Dataset records:
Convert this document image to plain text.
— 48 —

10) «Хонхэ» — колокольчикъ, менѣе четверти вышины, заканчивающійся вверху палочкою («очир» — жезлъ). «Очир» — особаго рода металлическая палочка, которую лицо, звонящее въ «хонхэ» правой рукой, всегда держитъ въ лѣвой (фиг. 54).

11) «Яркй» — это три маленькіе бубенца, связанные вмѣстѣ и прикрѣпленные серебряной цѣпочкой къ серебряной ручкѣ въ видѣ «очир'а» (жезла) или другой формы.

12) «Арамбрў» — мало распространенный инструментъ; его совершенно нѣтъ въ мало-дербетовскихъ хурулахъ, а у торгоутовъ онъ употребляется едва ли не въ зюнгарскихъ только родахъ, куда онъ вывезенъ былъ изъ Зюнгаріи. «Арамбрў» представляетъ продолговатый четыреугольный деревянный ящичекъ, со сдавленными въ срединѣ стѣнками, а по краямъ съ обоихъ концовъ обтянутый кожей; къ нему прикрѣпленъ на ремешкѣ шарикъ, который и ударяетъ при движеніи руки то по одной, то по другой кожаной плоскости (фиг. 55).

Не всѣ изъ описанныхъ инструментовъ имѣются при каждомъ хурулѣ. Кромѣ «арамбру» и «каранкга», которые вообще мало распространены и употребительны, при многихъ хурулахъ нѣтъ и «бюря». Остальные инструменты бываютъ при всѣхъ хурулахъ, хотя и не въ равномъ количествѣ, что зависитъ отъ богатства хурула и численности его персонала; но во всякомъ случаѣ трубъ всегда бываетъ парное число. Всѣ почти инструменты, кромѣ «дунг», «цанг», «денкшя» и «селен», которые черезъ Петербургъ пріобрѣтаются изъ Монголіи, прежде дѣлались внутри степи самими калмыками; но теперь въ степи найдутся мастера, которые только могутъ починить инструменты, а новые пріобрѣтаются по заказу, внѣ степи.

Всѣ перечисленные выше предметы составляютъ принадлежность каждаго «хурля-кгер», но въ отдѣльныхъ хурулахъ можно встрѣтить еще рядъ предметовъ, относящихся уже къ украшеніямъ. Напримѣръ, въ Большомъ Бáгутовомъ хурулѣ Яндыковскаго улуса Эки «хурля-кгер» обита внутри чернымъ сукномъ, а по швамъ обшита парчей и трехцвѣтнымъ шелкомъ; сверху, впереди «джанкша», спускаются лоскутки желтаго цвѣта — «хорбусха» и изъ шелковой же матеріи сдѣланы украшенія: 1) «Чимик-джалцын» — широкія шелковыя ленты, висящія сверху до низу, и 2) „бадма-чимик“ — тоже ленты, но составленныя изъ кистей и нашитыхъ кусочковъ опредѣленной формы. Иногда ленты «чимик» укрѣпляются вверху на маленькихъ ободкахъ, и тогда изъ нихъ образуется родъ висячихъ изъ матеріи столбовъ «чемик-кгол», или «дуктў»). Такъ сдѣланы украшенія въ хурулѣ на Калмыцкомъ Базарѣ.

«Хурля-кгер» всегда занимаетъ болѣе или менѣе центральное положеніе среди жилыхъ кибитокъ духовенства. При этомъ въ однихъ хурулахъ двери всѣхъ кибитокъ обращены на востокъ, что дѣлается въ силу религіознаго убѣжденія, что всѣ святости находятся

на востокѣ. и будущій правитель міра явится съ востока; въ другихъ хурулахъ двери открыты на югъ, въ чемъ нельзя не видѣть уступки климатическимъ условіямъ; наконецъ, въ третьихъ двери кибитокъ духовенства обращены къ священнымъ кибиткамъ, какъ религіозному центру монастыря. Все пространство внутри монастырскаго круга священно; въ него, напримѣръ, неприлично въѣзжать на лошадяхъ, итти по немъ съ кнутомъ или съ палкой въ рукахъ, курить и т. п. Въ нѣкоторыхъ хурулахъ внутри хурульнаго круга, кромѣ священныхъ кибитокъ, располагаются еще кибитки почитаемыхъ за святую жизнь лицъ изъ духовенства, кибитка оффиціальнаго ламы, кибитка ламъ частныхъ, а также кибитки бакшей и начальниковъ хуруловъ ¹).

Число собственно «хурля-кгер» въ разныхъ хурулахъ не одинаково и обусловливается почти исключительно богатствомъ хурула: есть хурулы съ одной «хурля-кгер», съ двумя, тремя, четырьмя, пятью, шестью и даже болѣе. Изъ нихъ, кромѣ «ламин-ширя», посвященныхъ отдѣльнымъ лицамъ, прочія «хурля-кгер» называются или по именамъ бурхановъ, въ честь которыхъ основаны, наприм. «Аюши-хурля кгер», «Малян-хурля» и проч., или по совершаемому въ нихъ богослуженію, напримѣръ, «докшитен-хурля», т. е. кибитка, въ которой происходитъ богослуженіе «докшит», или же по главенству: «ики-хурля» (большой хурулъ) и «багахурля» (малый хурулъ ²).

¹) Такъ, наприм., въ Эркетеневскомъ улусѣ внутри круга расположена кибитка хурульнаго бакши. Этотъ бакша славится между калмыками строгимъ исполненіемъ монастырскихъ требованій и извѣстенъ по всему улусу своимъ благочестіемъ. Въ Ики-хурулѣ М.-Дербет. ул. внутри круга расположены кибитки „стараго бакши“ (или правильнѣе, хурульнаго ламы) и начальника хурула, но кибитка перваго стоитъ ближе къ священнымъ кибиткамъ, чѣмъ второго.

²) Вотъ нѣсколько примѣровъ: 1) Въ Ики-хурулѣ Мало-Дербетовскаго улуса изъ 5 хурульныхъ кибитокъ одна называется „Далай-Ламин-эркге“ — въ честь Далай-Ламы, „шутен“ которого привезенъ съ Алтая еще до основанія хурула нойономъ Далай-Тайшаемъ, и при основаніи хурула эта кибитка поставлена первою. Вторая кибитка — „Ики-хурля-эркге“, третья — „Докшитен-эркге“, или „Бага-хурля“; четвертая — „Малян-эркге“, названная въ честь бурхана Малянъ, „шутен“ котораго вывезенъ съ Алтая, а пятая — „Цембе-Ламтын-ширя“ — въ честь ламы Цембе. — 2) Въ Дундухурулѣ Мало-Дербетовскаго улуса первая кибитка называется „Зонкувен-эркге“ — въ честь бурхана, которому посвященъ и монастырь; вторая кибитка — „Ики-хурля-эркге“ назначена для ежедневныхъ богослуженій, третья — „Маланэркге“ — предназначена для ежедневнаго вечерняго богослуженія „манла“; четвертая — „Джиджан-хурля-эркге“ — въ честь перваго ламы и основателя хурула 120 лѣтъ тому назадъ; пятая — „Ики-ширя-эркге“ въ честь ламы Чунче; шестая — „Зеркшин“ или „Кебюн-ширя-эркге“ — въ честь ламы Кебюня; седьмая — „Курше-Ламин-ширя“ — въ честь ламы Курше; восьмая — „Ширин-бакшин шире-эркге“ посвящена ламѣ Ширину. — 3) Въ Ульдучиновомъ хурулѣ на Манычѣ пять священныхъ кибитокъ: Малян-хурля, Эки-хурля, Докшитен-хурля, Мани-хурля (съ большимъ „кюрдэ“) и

THE REQUEST: Pick out the lines containing the word "вывезенъ" and show them.

REPLY:
12) «Арамбрў» — мало распространенный инструментъ; его совершенно нѣтъ въ мало-дербетовскихъ хурулахъ, а у торгоутовъ онъ употребляется едва ли не въ зюнгарскихъ только родахъ, куда онъ вывезенъ былъ изъ Зюнгаріи. «Арамбрў» представляетъ продолговатый четыреугольный деревянный ящичекъ, со сдавленными въ срединѣ стѣнками, а по краямъ съ обоихъ концовъ обтянутый кожей; къ нему прикрѣпленъ на ремешкѣ шарикъ, который и ударяетъ при движеніи руки то по одной, то по другой кожаной плоскости (фиг. 55).
²) Вотъ нѣсколько примѣровъ: 1) Въ Ики-хурулѣ Мало-Дербетовскаго улуса изъ 5 хурульныхъ кибитокъ одна называется „Далай-Ламин-эркге“ — въ честь Далай-Ламы, „шутен“ которого привезенъ съ Алтая еще до основанія хурула нойономъ Далай-Тайшаемъ, и при основаніи хурула эта кибитка поставлена первою. Вторая кибитка — „Ики-хурля-эркге“, третья — „Докшитен-эркге“, или „Бага-хурля“; четвертая — „Малян-эркге“, названная въ честь бурхана Малянъ, „шутен“ котораго вывезенъ съ Алтая, а пятая — „Цембе-Ламтын-ширя“ — въ честь ламы Цембе. — 2) Въ Дундухурулѣ Мало-Дербетовскаго улуса первая кибитка называется „Зонкувен-эркге“ — въ честь бурхана, которому посвященъ и монастырь; вторая кибитка — „Ики-хурля-эркге“ назначена для ежедневныхъ богослуженій, третья — „Маланэркге“ — предназначена для ежедневнаго вечерняго богослуженія „манла“; четвертая — „Джиджан-хурля-эркге“ — въ честь перваго ламы и основателя хурула 120 лѣтъ тому назадъ; пятая — „Ики-ширя-эркге“ въ честь ламы Чунче; шестая — „Зеркшин“ или „Кебюн-ширя-эркге“ — въ честь ламы Кебюня; седьмая — „Курше-Ламин-ширя“ — въ честь ламы Курше; восьмая — „Ширин-бакшин шире-эркге“ посвящена ламѣ Ширину. — 3) Въ Ульдучиновомъ хурулѣ на Манычѣ пять священныхъ кибитокъ: Малян-хурля, Эки-хурля, Докшитен-хурля, Мани-хурля (съ большимъ „кюрдэ“) и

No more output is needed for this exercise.